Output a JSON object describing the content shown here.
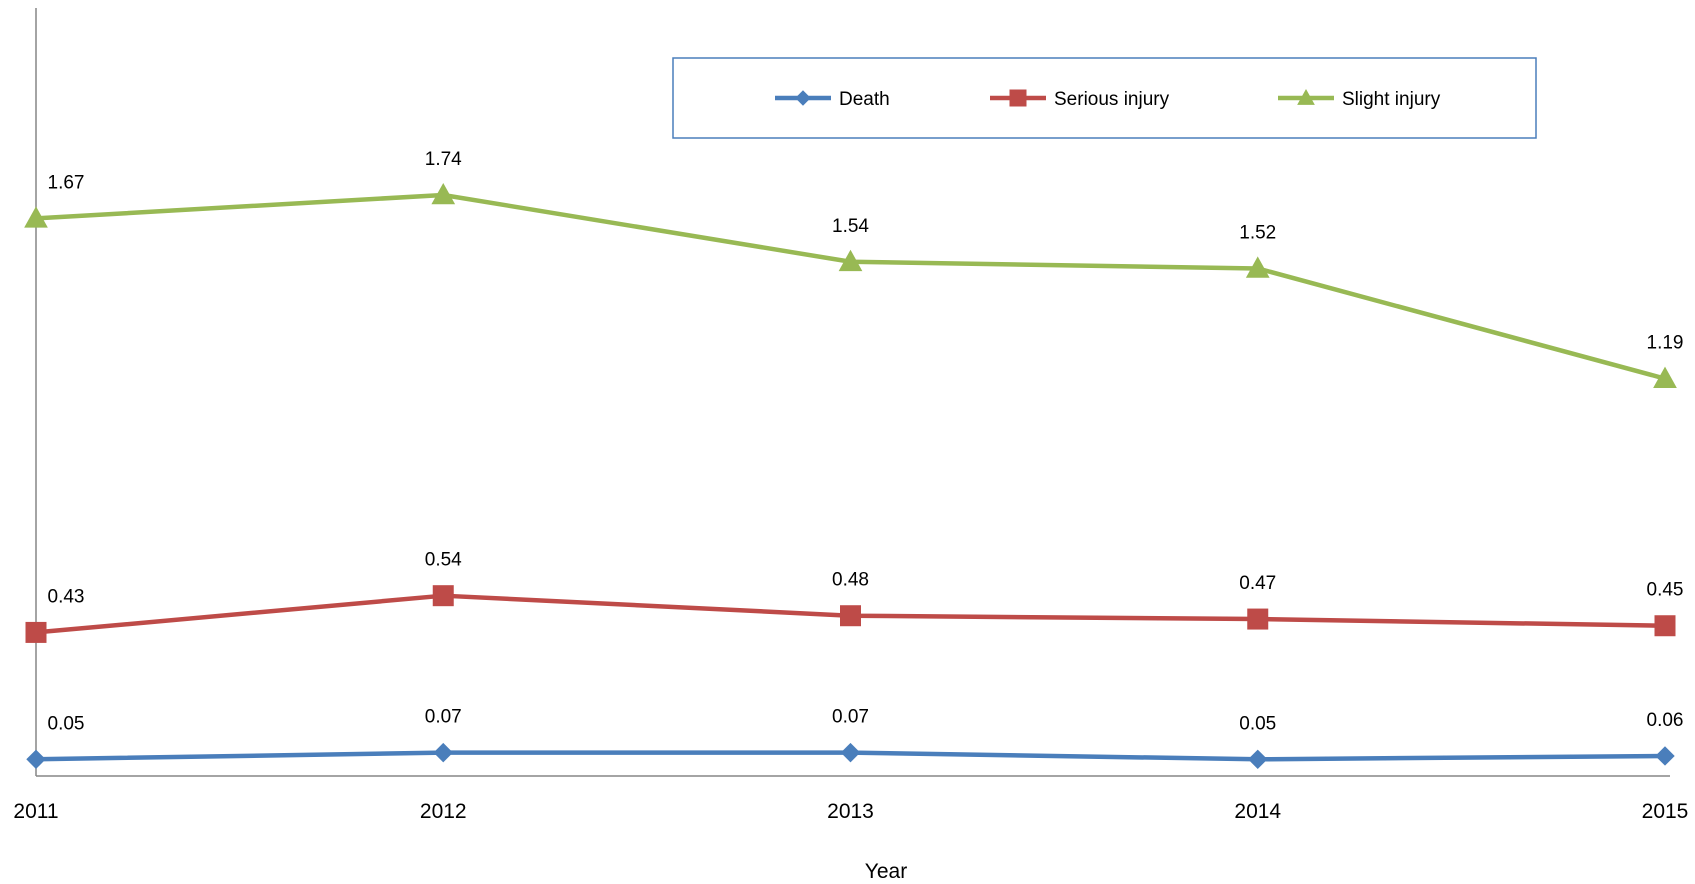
{
  "chart_data": {
    "type": "line",
    "categories": [
      "2011",
      "2012",
      "2013",
      "2014",
      "2015"
    ],
    "xlabel": "Year",
    "ylabel": "",
    "ylim": [
      0,
      2.3
    ],
    "grid": false,
    "legend_position": "top-right",
    "series": [
      {
        "name": "Death",
        "values": [
          0.05,
          0.07,
          0.07,
          0.05,
          0.06
        ],
        "labels": [
          "0.05",
          "0.07",
          "0.07",
          "0.05",
          "0.06"
        ],
        "color": "#4a7ebb",
        "marker": "diamond"
      },
      {
        "name": "Serious injury",
        "values": [
          0.43,
          0.54,
          0.48,
          0.47,
          0.45
        ],
        "labels": [
          "0.43",
          "0.54",
          "0.48",
          "0.47",
          "0.45"
        ],
        "color": "#be4b48",
        "marker": "square"
      },
      {
        "name": "Slight injury",
        "values": [
          1.67,
          1.74,
          1.54,
          1.52,
          1.19
        ],
        "labels": [
          "1.67",
          "1.74",
          "1.54",
          "1.52",
          "1.19"
        ],
        "color": "#98b954",
        "marker": "triangle"
      }
    ]
  }
}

- Work to complete
Print the complete listing exactly as it stands, without its pictures.

- Answer to the task
Output a JSON object describing the content shown here.
{
  "chart_data": {
    "type": "line",
    "categories": [
      "2011",
      "2012",
      "2013",
      "2014",
      "2015"
    ],
    "xlabel": "Year",
    "ylabel": "",
    "ylim": [
      0,
      2.3
    ],
    "grid": false,
    "legend_position": "top-right",
    "series": [
      {
        "name": "Death",
        "values": [
          0.05,
          0.07,
          0.07,
          0.05,
          0.06
        ],
        "labels": [
          "0.05",
          "0.07",
          "0.07",
          "0.05",
          "0.06"
        ],
        "color": "#4a7ebb",
        "marker": "diamond"
      },
      {
        "name": "Serious injury",
        "values": [
          0.43,
          0.54,
          0.48,
          0.47,
          0.45
        ],
        "labels": [
          "0.43",
          "0.54",
          "0.48",
          "0.47",
          "0.45"
        ],
        "color": "#be4b48",
        "marker": "square"
      },
      {
        "name": "Slight injury",
        "values": [
          1.67,
          1.74,
          1.54,
          1.52,
          1.19
        ],
        "labels": [
          "1.67",
          "1.74",
          "1.54",
          "1.52",
          "1.19"
        ],
        "color": "#98b954",
        "marker": "triangle"
      }
    ]
  }
}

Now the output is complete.